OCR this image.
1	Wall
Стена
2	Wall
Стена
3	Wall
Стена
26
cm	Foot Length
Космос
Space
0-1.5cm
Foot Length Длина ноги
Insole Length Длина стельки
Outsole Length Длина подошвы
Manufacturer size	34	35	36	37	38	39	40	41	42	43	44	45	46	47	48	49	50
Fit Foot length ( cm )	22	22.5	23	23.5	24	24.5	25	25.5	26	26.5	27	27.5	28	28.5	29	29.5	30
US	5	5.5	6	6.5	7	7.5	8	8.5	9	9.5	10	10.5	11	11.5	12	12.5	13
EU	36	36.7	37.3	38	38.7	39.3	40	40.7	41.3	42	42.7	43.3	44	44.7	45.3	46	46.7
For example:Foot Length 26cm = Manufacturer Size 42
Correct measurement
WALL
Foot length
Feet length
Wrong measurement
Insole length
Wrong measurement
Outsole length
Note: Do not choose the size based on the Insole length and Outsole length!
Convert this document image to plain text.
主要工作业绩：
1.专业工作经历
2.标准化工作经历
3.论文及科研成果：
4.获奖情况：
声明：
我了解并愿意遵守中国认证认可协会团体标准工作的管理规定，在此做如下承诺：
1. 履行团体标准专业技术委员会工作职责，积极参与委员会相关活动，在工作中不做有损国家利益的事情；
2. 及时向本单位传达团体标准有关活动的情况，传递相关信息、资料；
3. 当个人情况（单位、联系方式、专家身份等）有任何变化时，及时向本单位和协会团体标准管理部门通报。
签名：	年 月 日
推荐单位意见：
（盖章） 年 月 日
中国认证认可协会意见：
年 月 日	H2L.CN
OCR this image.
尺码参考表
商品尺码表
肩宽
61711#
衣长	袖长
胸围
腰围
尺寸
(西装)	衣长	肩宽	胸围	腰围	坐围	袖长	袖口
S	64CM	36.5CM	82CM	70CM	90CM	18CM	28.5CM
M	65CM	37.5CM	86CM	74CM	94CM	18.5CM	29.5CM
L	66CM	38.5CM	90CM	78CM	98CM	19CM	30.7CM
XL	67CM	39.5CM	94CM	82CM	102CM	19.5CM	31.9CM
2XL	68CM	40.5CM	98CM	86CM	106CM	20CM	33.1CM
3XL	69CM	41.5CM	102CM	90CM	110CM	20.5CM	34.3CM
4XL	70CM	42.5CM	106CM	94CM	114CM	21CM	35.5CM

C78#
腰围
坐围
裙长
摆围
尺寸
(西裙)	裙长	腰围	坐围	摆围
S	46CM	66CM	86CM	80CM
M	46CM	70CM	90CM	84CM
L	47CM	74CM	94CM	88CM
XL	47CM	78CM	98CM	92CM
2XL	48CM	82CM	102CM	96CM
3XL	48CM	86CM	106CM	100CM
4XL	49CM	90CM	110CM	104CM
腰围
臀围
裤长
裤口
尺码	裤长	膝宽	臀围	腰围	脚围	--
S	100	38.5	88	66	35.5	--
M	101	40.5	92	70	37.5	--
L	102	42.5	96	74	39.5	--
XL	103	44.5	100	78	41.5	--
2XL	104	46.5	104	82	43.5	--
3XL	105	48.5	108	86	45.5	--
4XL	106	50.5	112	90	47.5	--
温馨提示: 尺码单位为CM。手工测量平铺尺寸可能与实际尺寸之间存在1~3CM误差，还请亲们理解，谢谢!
########################################
Output every line above without altering anything.

OCR this image.
1	Wall
Стена
2	Wall
Стена
3	Wall
Стена
26
cm	Foot Length
Космос
Space
0-1.5cm
Foot Length Длина ноги
Insole Length Длина стельки
Outsole Length Длина подошвы
Manufacturer size	34	35	36	37	38	39	40	41	42	43	44	45	46	47	48	49	50
Fit Foot length ( cm )	22	22.5	23	23.5	24	24.5	25	25.5	26	26.5	27	27.5	28	28.5	29	29.5	30
US	5	5.5	6	6.5	7	7.5	8	8.5	9	9.5	10	10.5	11	11.5	12	12.5	13
EU	36	36.7	37.3	38	38.7	39.3	40	40.7	41.3	42	42.7	43.3	44	44.7	45.3	46	46.7
For example:Foot Length 26cm = Manufacturer Size 42
Correct measurement
WALL
Foot length
Feet length
Wrong measurement
Insole length
Wrong measurement
Outsole length
Note: Do not choose the size based on the Insole length and Outsole length!
Convert this document image to plain text.
主要工作业绩：
1.专业工作经历
2.标准化工作经历
3.论文及科研成果：
4.获奖情况：
声明：
我了解并愿意遵守中国认证认可协会团体标准工作的管理规定，在此做如下承诺：
1. 履行团体标准专业技术委员会工作职责，积极参与委员会相关活动，在工作中不做有损国家利益的事情；
2. 及时向本单位传达团体标准有关活动的情况，传递相关信息、资料；
3. 当个人情况（单位、联系方式、专家身份等）有任何变化时，及时向本单位和协会团体标准管理部门通报。
签名：	年 月 日
推荐单位意见：
（盖章） 年 月 日
中国认证认可协会意见：
年 月 日	H2L.CN
OCR this image.
尺码参考表
商品尺码表
肩宽
61711#
衣长	袖长
胸围
腰围
尺寸
(西装)	衣长	肩宽	胸围	腰围	坐围	袖长	袖口
S	64CM	36.5CM	82CM	70CM	90CM	18CM	28.5CM
M	65CM	37.5CM	86CM	74CM	94CM	18.5CM	29.5CM
L	66CM	38.5CM	90CM	78CM	98CM	19CM	30.7CM
XL	67CM	39.5CM	94CM	82CM	102CM	19.5CM	31.9CM
2XL	68CM	40.5CM	98CM	86CM	106CM	20CM	33.1CM
3XL	69CM	41.5CM	102CM	90CM	110CM	20.5CM	34.3CM
4XL	70CM	42.5CM	106CM	94CM	114CM	21CM	35.5CM

C78#
腰围
坐围
裙长
摆围
尺寸
(西裙)	裙长	腰围	坐围	摆围
S	46CM	66CM	86CM	80CM
M	46CM	70CM	90CM	84CM
L	47CM	74CM	94CM	88CM
XL	47CM	78CM	98CM	92CM
2XL	48CM	82CM	102CM	96CM
3XL	48CM	86CM	106CM	100CM
4XL	49CM	90CM	110CM	104CM
腰围
臀围
裤长
裤口
尺码	裤长	膝宽	臀围	腰围	脚围	--
S	100	38.5	88	66	35.5	--
M	101	40.5	92	70	37.5	--
L	102	42.5	96	74	39.5	--
XL	103	44.5	100	78	41.5	--
2XL	104	46.5	104	82	43.5	--
3XL	105	48.5	108	86	45.5	--
4XL	106	50.5	112	90	47.5	--
温馨提示: 尺码单位为CM。手工测量平铺尺寸可能与实际尺寸之间存在1~3CM误差，还请亲们理解，谢谢!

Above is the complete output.